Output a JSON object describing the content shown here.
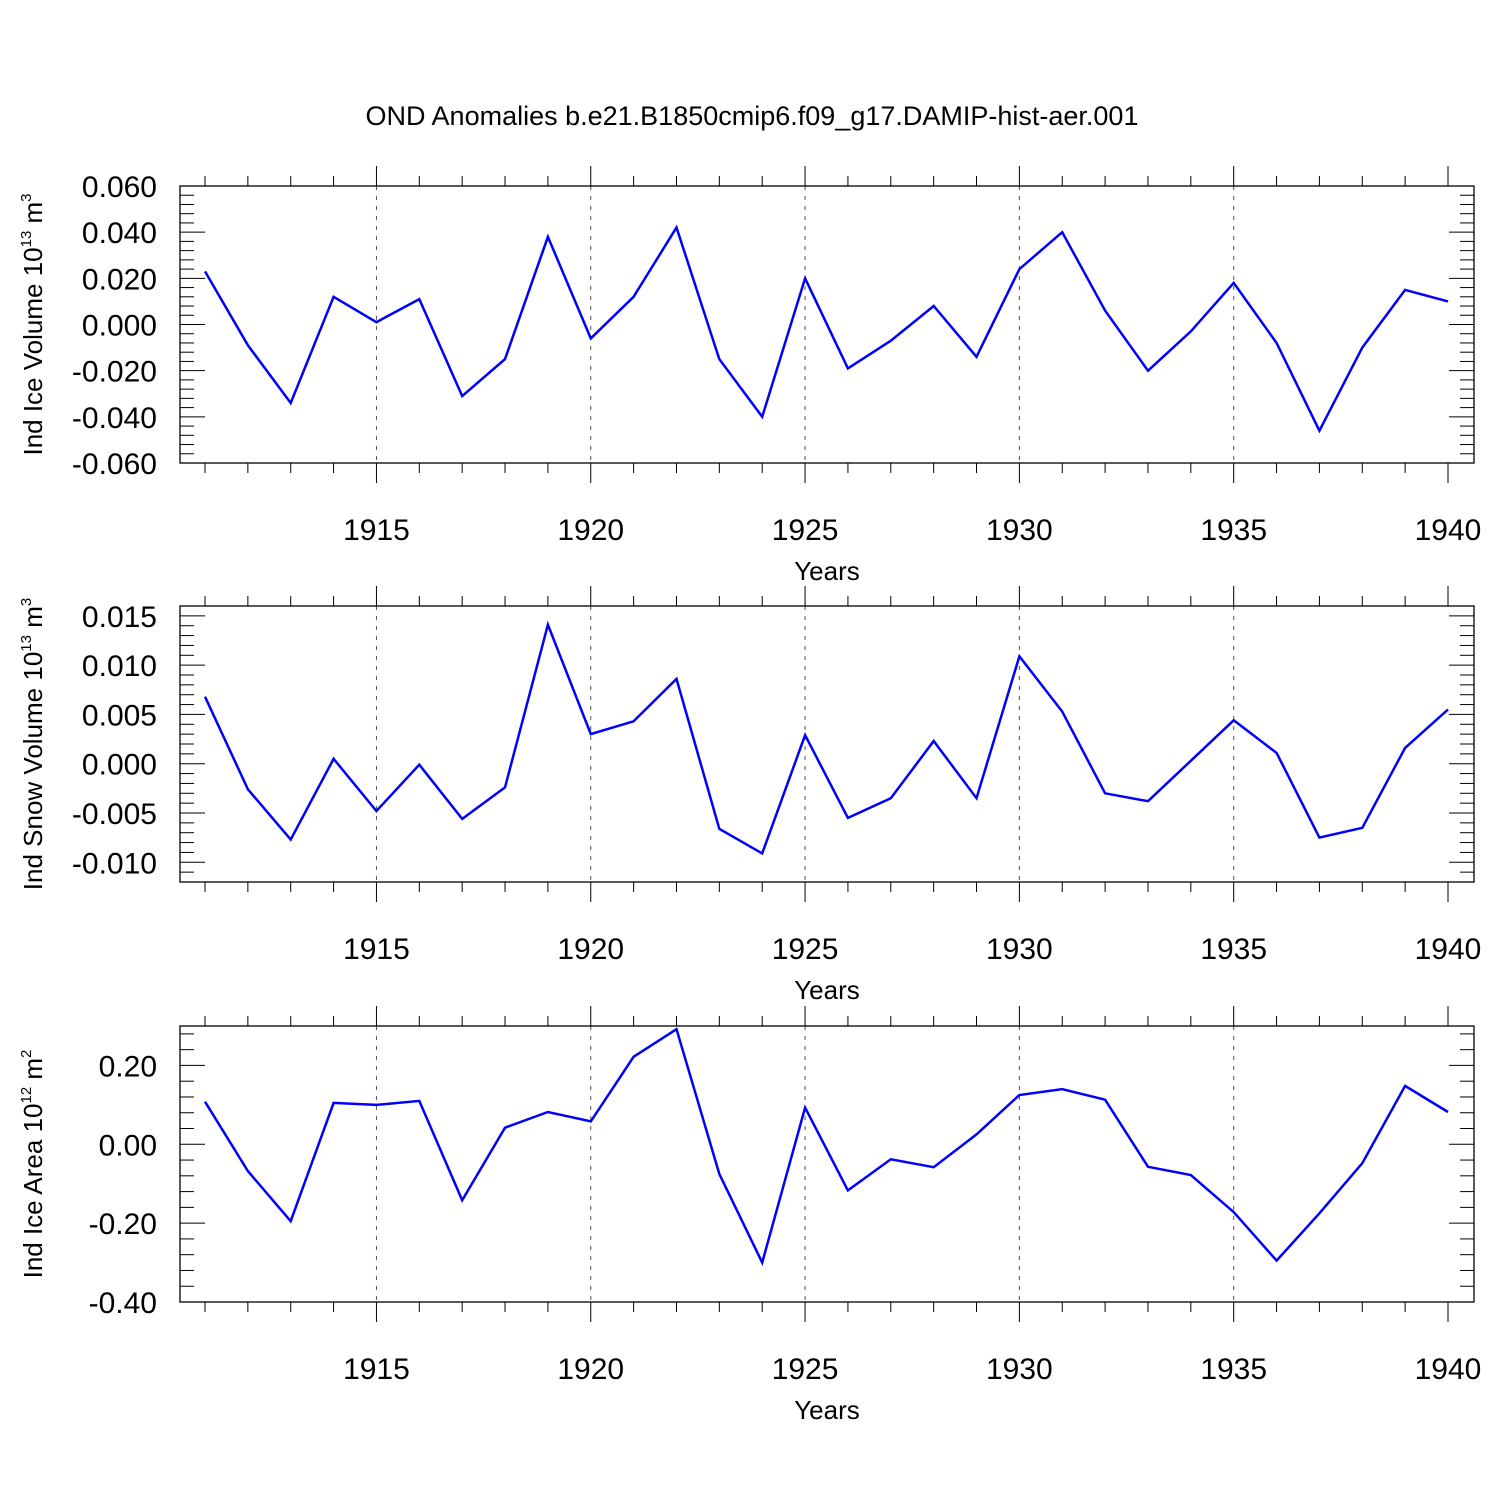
{
  "title": "OND Anomalies b.e21.B1850cmip6.f09_g17.DAMIP-hist-aer.001",
  "colors": {
    "line": "#0000ff",
    "axis": "#000000",
    "grid": "#555555",
    "background": "#ffffff"
  },
  "chart_data": [
    {
      "type": "line",
      "xlabel": "Years",
      "ylabel": {
        "text": "Ind Ice Volume 10",
        "exponent": "13",
        "unit": " m",
        "unit_exponent": "3"
      },
      "xlim": [
        1911,
        1940
      ],
      "ylim": [
        -0.06,
        0.06
      ],
      "x_ticks": [
        "1915",
        "1920",
        "1925",
        "1930",
        "1935",
        "1940"
      ],
      "y_ticks": [
        "0.060",
        "0.040",
        "0.020",
        "0.000",
        "-0.020",
        "-0.040",
        "-0.060"
      ],
      "grid": "vertical-dashed",
      "series": [
        {
          "x": [
            1911,
            1912,
            1913,
            1914,
            1915,
            1916,
            1917,
            1918,
            1919,
            1920,
            1921,
            1922,
            1923,
            1924,
            1925,
            1926,
            1927,
            1928,
            1929,
            1930,
            1931,
            1932,
            1933,
            1934,
            1935,
            1936,
            1937,
            1938,
            1939,
            1940
          ],
          "values": [
            0.023,
            -0.009,
            -0.034,
            0.012,
            0.001,
            0.011,
            -0.031,
            -0.015,
            0.038,
            -0.006,
            0.012,
            0.042,
            -0.015,
            -0.04,
            0.02,
            -0.019,
            -0.007,
            0.008,
            -0.014,
            0.024,
            0.04,
            0.006,
            -0.02,
            -0.003,
            0.018,
            -0.008,
            -0.046,
            -0.01,
            0.015,
            0.01
          ]
        }
      ]
    },
    {
      "type": "line",
      "xlabel": "Years",
      "ylabel": {
        "text": "Ind Snow Volume 10",
        "exponent": "13",
        "unit": " m",
        "unit_exponent": "3"
      },
      "xlim": [
        1911,
        1940
      ],
      "ylim": [
        -0.012,
        0.016
      ],
      "x_ticks": [
        "1915",
        "1920",
        "1925",
        "1930",
        "1935",
        "1940"
      ],
      "y_ticks": [
        "0.015",
        "0.010",
        "0.005",
        "0.000",
        "-0.005",
        "-0.010"
      ],
      "grid": "vertical-dashed",
      "series": [
        {
          "x": [
            1911,
            1912,
            1913,
            1914,
            1915,
            1916,
            1917,
            1918,
            1919,
            1920,
            1921,
            1922,
            1923,
            1924,
            1925,
            1926,
            1927,
            1928,
            1929,
            1930,
            1931,
            1932,
            1933,
            1934,
            1935,
            1936,
            1937,
            1938,
            1939,
            1940
          ],
          "values": [
            0.0068,
            -0.0026,
            -0.0077,
            0.0005,
            -0.0048,
            -0.0001,
            -0.0056,
            -0.0024,
            0.0141,
            0.003,
            0.0043,
            0.0086,
            -0.0066,
            -0.0091,
            0.0029,
            -0.0055,
            -0.0035,
            0.0023,
            -0.0035,
            0.0109,
            0.0053,
            -0.003,
            -0.0038,
            0.0003,
            0.0044,
            0.0011,
            -0.0075,
            -0.0065,
            0.0016,
            0.0055
          ]
        }
      ]
    },
    {
      "type": "line",
      "xlabel": "Years",
      "ylabel": {
        "text": "Ind Ice Area 10",
        "exponent": "12",
        "unit": " m",
        "unit_exponent": "2"
      },
      "xlim": [
        1911,
        1940
      ],
      "ylim": [
        -0.4,
        0.3
      ],
      "x_ticks": [
        "1915",
        "1920",
        "1925",
        "1930",
        "1935",
        "1940"
      ],
      "y_ticks": [
        "0.20",
        "0.00",
        "-0.20",
        "-0.40"
      ],
      "grid": "vertical-dashed",
      "series": [
        {
          "x": [
            1911,
            1912,
            1913,
            1914,
            1915,
            1916,
            1917,
            1918,
            1919,
            1920,
            1921,
            1922,
            1923,
            1924,
            1925,
            1926,
            1927,
            1928,
            1929,
            1930,
            1931,
            1932,
            1933,
            1934,
            1935,
            1936,
            1937,
            1938,
            1939,
            1940
          ],
          "values": [
            0.108,
            -0.068,
            -0.195,
            0.105,
            0.1,
            0.11,
            -0.142,
            0.042,
            0.082,
            0.058,
            0.222,
            0.292,
            -0.075,
            -0.3,
            0.093,
            -0.117,
            -0.038,
            -0.058,
            0.025,
            0.125,
            0.14,
            0.113,
            -0.057,
            -0.078,
            -0.172,
            -0.295,
            -0.175,
            -0.048,
            0.148,
            0.082
          ]
        }
      ]
    }
  ]
}
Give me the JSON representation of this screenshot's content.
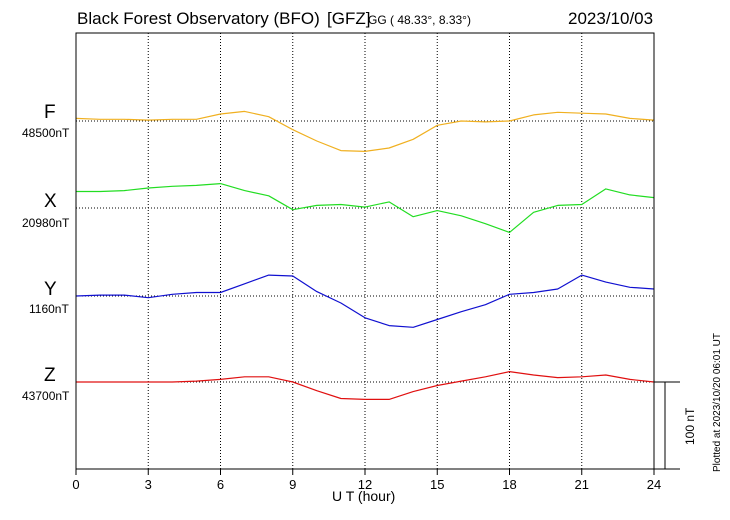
{
  "header": {
    "title": "Black Forest Observatory (BFO)",
    "gfz": "[GFZ]",
    "coords": "GG ( 48.33°,   8.33°)",
    "date": "2023/10/03"
  },
  "footer": {
    "plotted": "Plotted at 2023/10/20 06:01 UT",
    "scale_label": "100 nT"
  },
  "colors": {
    "F": "#f0b020",
    "X": "#22dd22",
    "Y": "#1010d0",
    "Z": "#e01010"
  },
  "chart_data": {
    "type": "line",
    "title": "Black Forest Observatory (BFO)",
    "xlabel": "U T (hour)",
    "ylabel": "",
    "xlim": [
      0,
      24
    ],
    "xticks": [
      0,
      3,
      6,
      9,
      12,
      15,
      18,
      21,
      24
    ],
    "x_tick_labels": [
      "0",
      "3",
      "6",
      "9",
      "12",
      "15",
      "18",
      "21",
      "24"
    ],
    "units_per_division_nT": 100,
    "x": [
      0,
      1,
      2,
      3,
      4,
      5,
      6,
      7,
      8,
      9,
      10,
      11,
      12,
      13,
      14,
      15,
      16,
      17,
      18,
      19,
      20,
      21,
      22,
      23,
      24
    ],
    "series": [
      {
        "name": "F",
        "baseline_label": "48500nT",
        "baseline": 48500,
        "values": [
          48503,
          48502,
          48502,
          48501,
          48502,
          48502,
          48508,
          48511,
          48505,
          48490,
          48477,
          48466,
          48465,
          48469,
          48479,
          48495,
          48500,
          48499,
          48500,
          48507,
          48510,
          48509,
          48508,
          48503,
          48501
        ]
      },
      {
        "name": "X",
        "baseline_label": "20980nT",
        "baseline": 20980,
        "values": [
          20999,
          20999,
          21000,
          21003,
          21005,
          21006,
          21008,
          21000,
          20994,
          20978,
          20983,
          20984,
          20981,
          20987,
          20970,
          20977,
          20971,
          20962,
          20952,
          20975,
          20983,
          20984,
          21002,
          20995,
          20992
        ]
      },
      {
        "name": "Y",
        "baseline_label": "1160nT",
        "baseline": 1160,
        "values": [
          1160,
          1161,
          1161,
          1158,
          1162,
          1164,
          1164,
          1174,
          1184,
          1183,
          1165,
          1152,
          1135,
          1126,
          1124,
          1133,
          1142,
          1150,
          1162,
          1164,
          1168,
          1184,
          1176,
          1170,
          1168
        ]
      },
      {
        "name": "Z",
        "baseline_label": "43700nT",
        "baseline": 43700,
        "values": [
          43700,
          43700,
          43700,
          43700,
          43700,
          43701,
          43703,
          43706,
          43706,
          43700,
          43690,
          43681,
          43680,
          43680,
          43689,
          43696,
          43701,
          43706,
          43712,
          43708,
          43705,
          43706,
          43708,
          43703,
          43700
        ]
      }
    ]
  }
}
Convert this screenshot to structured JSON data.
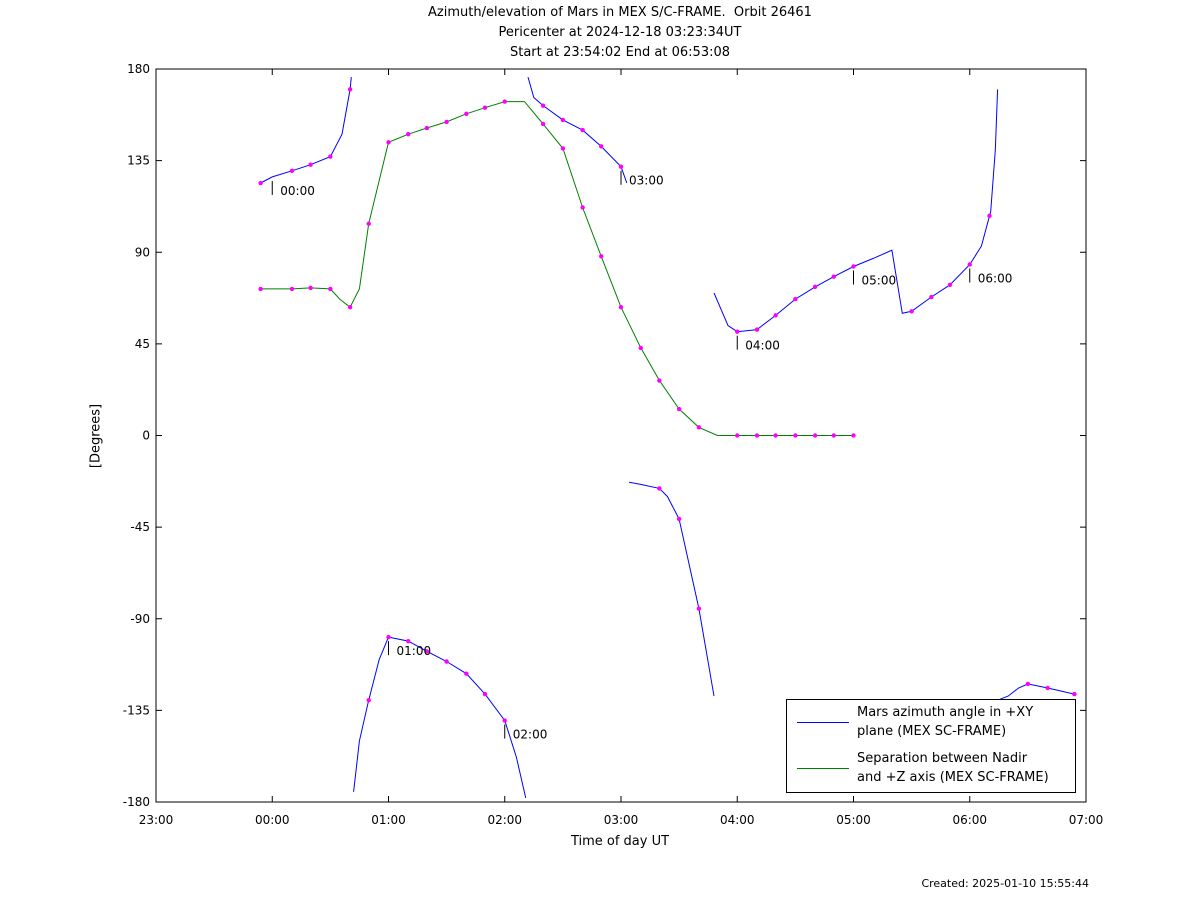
{
  "title": {
    "line1": "Azimuth/elevation of Mars in MEX S/C-FRAME.  Orbit 26461",
    "line2": "Pericenter at 2024-12-18 03:23:34UT",
    "line3": "Start at 23:54:02 End at 06:53:08"
  },
  "footer": {
    "created": "Created: 2025-01-10 15:55:44"
  },
  "colors": {
    "azimuth": "#0000ff",
    "separation": "#008000",
    "marker": "#ff00ff",
    "endpoint": "#00ff00"
  },
  "chart_data": {
    "type": "line",
    "xlabel": "Time of day UT",
    "ylabel": "[Degrees]",
    "x_unit": "hours relative to 00:00 UT",
    "xlim": [
      -1,
      7
    ],
    "ylim": [
      -180,
      180
    ],
    "x_ticks": [
      {
        "value": -1,
        "label": "23:00"
      },
      {
        "value": 0,
        "label": "00:00"
      },
      {
        "value": 1,
        "label": "01:00"
      },
      {
        "value": 2,
        "label": "02:00"
      },
      {
        "value": 3,
        "label": "03:00"
      },
      {
        "value": 4,
        "label": "04:00"
      },
      {
        "value": 5,
        "label": "05:00"
      },
      {
        "value": 6,
        "label": "06:00"
      },
      {
        "value": 7,
        "label": "07:00"
      }
    ],
    "y_ticks": [
      180,
      135,
      90,
      45,
      0,
      -45,
      -90,
      -135,
      -180
    ],
    "grid": false,
    "legend_position": "bottom-right",
    "series": [
      {
        "name": "Mars azimuth angle in +XY\nplane (MEX SC-FRAME)",
        "color": "#0000ff",
        "segments": [
          [
            [
              -0.1,
              124
            ],
            [
              0,
              127
            ],
            [
              0.17,
              130
            ],
            [
              0.33,
              133
            ],
            [
              0.5,
              137
            ],
            [
              0.6,
              148
            ],
            [
              0.67,
              170
            ],
            [
              0.68,
              176
            ]
          ],
          [
            [
              0.7,
              -175
            ],
            [
              0.75,
              -150
            ],
            [
              0.83,
              -130
            ],
            [
              0.92,
              -110
            ],
            [
              1.0,
              -99
            ],
            [
              1.17,
              -101
            ],
            [
              1.33,
              -106
            ],
            [
              1.5,
              -111
            ],
            [
              1.67,
              -117
            ],
            [
              1.83,
              -127
            ],
            [
              2.0,
              -140
            ],
            [
              2.1,
              -158
            ],
            [
              2.18,
              -178
            ]
          ],
          [
            [
              2.2,
              176
            ],
            [
              2.25,
              166
            ],
            [
              2.33,
              162
            ],
            [
              2.5,
              155
            ],
            [
              2.67,
              150
            ],
            [
              2.83,
              142
            ],
            [
              3.0,
              132
            ],
            [
              3.05,
              124
            ]
          ],
          [
            [
              3.07,
              -23
            ],
            [
              3.17,
              -24
            ],
            [
              3.33,
              -26
            ],
            [
              3.4,
              -30
            ],
            [
              3.5,
              -41
            ],
            [
              3.67,
              -85
            ],
            [
              3.8,
              -128
            ]
          ],
          [
            [
              3.8,
              70
            ],
            [
              3.83,
              66
            ],
            [
              3.92,
              54
            ],
            [
              4.0,
              51
            ],
            [
              4.17,
              52
            ],
            [
              4.33,
              59
            ],
            [
              4.5,
              67
            ],
            [
              4.67,
              73
            ],
            [
              4.83,
              78
            ],
            [
              5.0,
              83
            ],
            [
              5.17,
              87
            ],
            [
              5.33,
              91
            ],
            [
              5.42,
              60
            ],
            [
              5.5,
              61
            ],
            [
              5.67,
              68
            ],
            [
              5.83,
              74
            ],
            [
              6.0,
              84
            ],
            [
              6.1,
              93
            ],
            [
              6.18,
              110
            ],
            [
              6.22,
              140
            ],
            [
              6.24,
              170
            ]
          ],
          [
            [
              6.24,
              -130
            ],
            [
              6.33,
              -128
            ],
            [
              6.42,
              -124
            ],
            [
              6.5,
              -122
            ],
            [
              6.67,
              -124
            ],
            [
              6.9,
              -127
            ]
          ]
        ],
        "markers": [
          -0.1,
          0.17,
          0.33,
          0.5,
          0.67,
          0.83,
          1.0,
          1.17,
          1.33,
          1.5,
          1.67,
          1.83,
          2.0,
          2.33,
          2.5,
          2.67,
          2.83,
          3.0,
          3.33,
          3.5,
          3.67,
          4.0,
          4.17,
          4.33,
          4.5,
          4.67,
          4.83,
          5.0,
          5.5,
          5.67,
          5.83,
          6.0,
          6.17,
          6.5,
          6.67,
          6.9
        ]
      },
      {
        "name": "Separation between Nadir\nand +Z axis (MEX SC-FRAME)",
        "color": "#008000",
        "segments": [
          [
            [
              -0.1,
              72
            ],
            [
              0,
              72
            ],
            [
              0.17,
              72
            ],
            [
              0.33,
              72.5
            ],
            [
              0.5,
              72
            ],
            [
              0.58,
              67
            ],
            [
              0.67,
              63
            ],
            [
              0.75,
              72
            ],
            [
              0.83,
              104
            ],
            [
              1.0,
              144
            ],
            [
              1.17,
              148
            ],
            [
              1.33,
              151
            ],
            [
              1.5,
              154
            ],
            [
              1.67,
              158
            ],
            [
              1.83,
              161
            ],
            [
              2.0,
              164
            ],
            [
              2.17,
              164
            ],
            [
              2.33,
              153
            ],
            [
              2.5,
              141
            ],
            [
              2.67,
              112
            ],
            [
              2.83,
              88
            ],
            [
              3.0,
              63
            ],
            [
              3.17,
              43
            ],
            [
              3.33,
              27
            ],
            [
              3.5,
              13
            ],
            [
              3.67,
              4
            ],
            [
              3.83,
              0
            ],
            [
              4.0,
              0
            ],
            [
              4.17,
              0
            ],
            [
              4.33,
              0
            ],
            [
              4.5,
              0
            ],
            [
              4.67,
              0
            ],
            [
              4.83,
              0
            ],
            [
              5.0,
              0
            ]
          ],
          []
        ],
        "markers": [
          -0.1,
          0.17,
          0.33,
          0.5,
          0.67,
          0.83,
          1.0,
          1.17,
          1.33,
          1.5,
          1.67,
          1.83,
          2.0,
          2.33,
          2.5,
          2.67,
          2.83,
          3.0,
          3.17,
          3.33,
          3.5,
          3.67,
          4.0,
          4.17,
          4.33,
          4.5,
          4.67,
          4.83,
          5.0
        ]
      }
    ],
    "time_labels": [
      {
        "x": 0,
        "text": "00:00"
      },
      {
        "x": 1,
        "text": "01:00"
      },
      {
        "x": 2,
        "text": "02:00"
      },
      {
        "x": 3,
        "text": "03:00"
      },
      {
        "x": 4,
        "text": "04:00"
      },
      {
        "x": 5,
        "text": "05:00"
      },
      {
        "x": 6,
        "text": "06:00"
      }
    ]
  }
}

· · ·

WHAT IS BEING ASKED: Of the lines in the records, how many contain the word "JSON"? Answer with the number and nothing else.

FULL SOLUTION: 3